Aim of the task —
Search the material for the string "likes", then report how many lines hold it, with no other text.

[Stored data]
※ ※ ※

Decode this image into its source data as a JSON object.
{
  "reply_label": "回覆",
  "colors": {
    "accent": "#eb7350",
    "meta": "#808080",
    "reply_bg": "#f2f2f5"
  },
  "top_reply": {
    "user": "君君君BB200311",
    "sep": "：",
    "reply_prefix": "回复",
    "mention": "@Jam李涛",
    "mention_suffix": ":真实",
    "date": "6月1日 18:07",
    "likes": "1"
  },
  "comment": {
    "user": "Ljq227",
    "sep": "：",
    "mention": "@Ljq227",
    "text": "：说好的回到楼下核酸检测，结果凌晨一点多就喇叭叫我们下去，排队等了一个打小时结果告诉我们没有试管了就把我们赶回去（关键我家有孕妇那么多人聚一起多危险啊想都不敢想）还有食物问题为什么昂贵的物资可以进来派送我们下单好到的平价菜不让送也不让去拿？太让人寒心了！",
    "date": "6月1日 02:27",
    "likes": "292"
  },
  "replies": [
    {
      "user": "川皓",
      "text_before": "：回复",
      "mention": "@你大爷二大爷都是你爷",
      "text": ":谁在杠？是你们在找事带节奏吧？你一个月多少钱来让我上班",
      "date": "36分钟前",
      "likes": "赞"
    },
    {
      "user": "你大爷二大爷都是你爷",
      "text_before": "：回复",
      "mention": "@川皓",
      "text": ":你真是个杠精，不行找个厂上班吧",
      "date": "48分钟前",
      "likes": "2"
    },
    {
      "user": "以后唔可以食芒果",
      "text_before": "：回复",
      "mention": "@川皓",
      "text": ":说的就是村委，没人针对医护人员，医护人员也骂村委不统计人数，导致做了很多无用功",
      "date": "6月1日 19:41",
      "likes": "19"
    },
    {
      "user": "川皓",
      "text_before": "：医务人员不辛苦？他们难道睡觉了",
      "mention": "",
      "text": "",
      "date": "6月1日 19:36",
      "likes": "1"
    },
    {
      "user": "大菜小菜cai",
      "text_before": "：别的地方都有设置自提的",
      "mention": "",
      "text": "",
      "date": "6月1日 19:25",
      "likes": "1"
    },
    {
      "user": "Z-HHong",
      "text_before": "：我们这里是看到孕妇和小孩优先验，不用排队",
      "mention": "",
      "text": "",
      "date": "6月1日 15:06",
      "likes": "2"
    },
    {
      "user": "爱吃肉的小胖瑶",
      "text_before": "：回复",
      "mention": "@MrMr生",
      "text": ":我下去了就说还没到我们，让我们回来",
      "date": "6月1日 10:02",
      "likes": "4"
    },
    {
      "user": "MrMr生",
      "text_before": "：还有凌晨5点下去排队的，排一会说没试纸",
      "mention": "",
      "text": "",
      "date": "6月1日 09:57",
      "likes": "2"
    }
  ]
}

※ ※ ※

Final answer —
10